-- BEGIN SUPPLIED PASSAGE --
Israeli Prime Minister Binyamin Netanyahu responded by going to the site of the killing and declaring "war" on rock and petrol bomb throwers; "Here, in the heart of Jerusalem, at a traffic island on a main road, a thug and criminal stands here, on a traffic island, takes a rock and throws again and again at the windshields of cars of Jerusalem residents until he manages to cause death - it did not kill, it murdered."

===Convictions===

All 4 perpetrators confessed to having committed this crime. 5 men were convicted of throwing the rocks that killed Levlovich.

Abed Dawiat (Mahmoud Abed Rabbo Doiat), 19 at the time of the crime, was convicted of manslaughter for throwing rocks that resulted in death. It was the longest sentence every given by an Israeli court for a stoning attack. Dawiat claimed that as he threw the rocks that killed Levlovich, he was wearing a Hamas flag given to him at a demonstration in which he participated protesting Israel's banning of the activist group Murabitat from the Temple Mount. The signing of an order declaring the Murabitat illegal by Defense Minister Moshe Yaalon on 8 September 2015 is regarded as sparking the 2015-2016 wave of violence in Israeli-Palestinian conflict.

Co-defendants Muhammad Abu Salah, 19, Fares Mostafa Walid Atrash, 19, and a fourth, whose name was not revealed because he was a minor, plead guilty and were found by the court to have participated in the stoning of Levlovich's car.
-- END SUPPLIED PASSAGE --
-- BEGIN DATA BLOCK --
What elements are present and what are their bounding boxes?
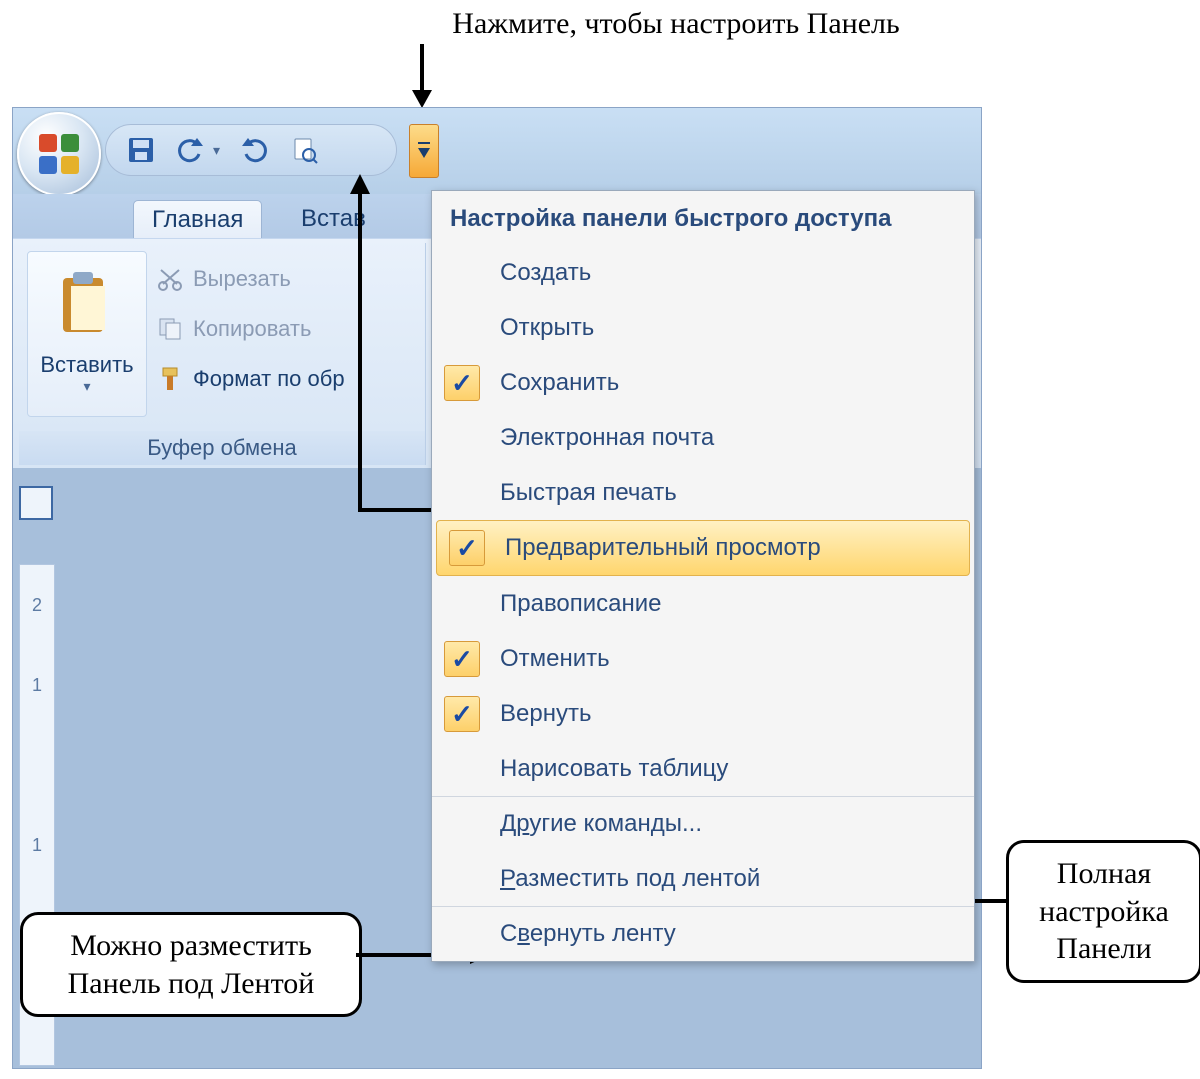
-- END DATA BLOCK --
=== GOALS ===
**1)** In the passage about the stoning convictions, why was one of the co-defendants not named?
**2)** Carry on with the account of the stoning attack on Levlovich's car from where it stops.

=== RESULTS BY TASK ===
**1)** His name was not revealed because he was a minor.

**2)**
Dawiat has also been convicted of throwing firebombs at Israeli police in 2014.

The family home of Abed Dawiat, (17,) who found by the court to have personally thrown the rocks that hit Levlovich's car, was demolished by order of the court.

As of march, 2018, Interior Minister Arye Deri was considering stripping Dawait of his right to reside in East Jerusalem under a new law permitting the revocation of residency for individuals involved in terrorist activity.

==Impact==
In the immediate wake of the killing, Prime Minister Binyamin Netanyahu announced that they would "use all necessary means" to "combat stone-throwers, those who hurl Molotov cocktails, and those who detonate pipe bombs and shoot fireworks with the aim of doing harm to police and civilians." Stating that "We will institute a system-wide change and set a new standard of deterrence and prevention." Levlovich's death caused Israel's Security Cabinet to act on the long-simmering issue of violent and deadly stone-throwing attacks by Palestinian youths. On 24 September 2015, the Security Cabinet enacted new measures against the throwing of rocks and of Molotov cocktails. The new regulations permit police to use Ruger rifles firing .22-caliber bullets, and to open fire when there is “an immediate and concrete danger” to civilians exists, or when the lives of security officers are threatened. In addition, Israel will revoke child support benefits for underage youth serving time in prison.

In addition, legislation was proposed in September 2015 to impose minimum terms of four years in prison — with a maximum term of 20 years — on adults who throw rocks, throw firebombs, or who shoot fireworks aimed directly at human beings. Higher fines are to be imposed on youths between the ages of 14 and 18, and also on their parents.

Arguing for passage of legislation that would enable courts to impose life sentences on terrorists, Justice Minister Ayelet Shaked pointed out that the killers who threw rocks at Alexander Levlovich's car on Rosh Hashana, were indicted for manslaughter, not murder, because existing law demands proof that a murder was premeditated.